--- Start Information given ---

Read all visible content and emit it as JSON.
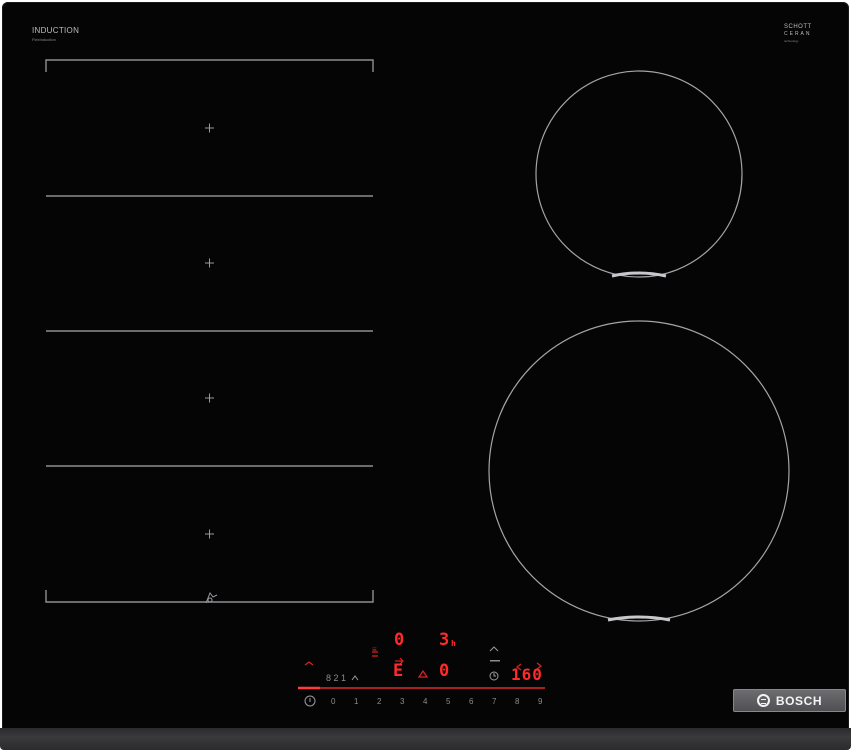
{
  "top_left_label": {
    "title": "INDUCTION",
    "subtitle": "FlexInduction"
  },
  "top_right_label": {
    "line1": "SCHOTT",
    "line2": "CERAN",
    "line3": "technology"
  },
  "displays": {
    "zone_top_left": "0",
    "zone_top_right": "3",
    "zone_top_right_suffix": "h",
    "zone_mid_left": "E",
    "zone_mid_right": "0",
    "timer": "160"
  },
  "power_scale": [
    "0",
    "1",
    "2",
    "3",
    "4",
    "5",
    "6",
    "7",
    "8",
    "9"
  ],
  "control_labels": {
    "boost": "8 2 1",
    "mode": "≡"
  },
  "brand": {
    "name": "BOSCH"
  },
  "colors": {
    "glass": "#050506",
    "display_red": "#ff2a2a",
    "line_grey": "#8f8f92"
  }
}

--- End Information given ---

Give the data above again in full and unchanged, skipping the pictures.

Read all visible content and emit it as JSON.
{
  "top_left_label": {
    "title": "INDUCTION",
    "subtitle": "FlexInduction"
  },
  "top_right_label": {
    "line1": "SCHOTT",
    "line2": "CERAN",
    "line3": "technology"
  },
  "displays": {
    "zone_top_left": "0",
    "zone_top_right": "3",
    "zone_top_right_suffix": "h",
    "zone_mid_left": "E",
    "zone_mid_right": "0",
    "timer": "160"
  },
  "power_scale": [
    "0",
    "1",
    "2",
    "3",
    "4",
    "5",
    "6",
    "7",
    "8",
    "9"
  ],
  "control_labels": {
    "boost": "8 2 1",
    "mode": "≡"
  },
  "brand": {
    "name": "BOSCH"
  },
  "colors": {
    "glass": "#050506",
    "display_red": "#ff2a2a",
    "line_grey": "#8f8f92"
  }
}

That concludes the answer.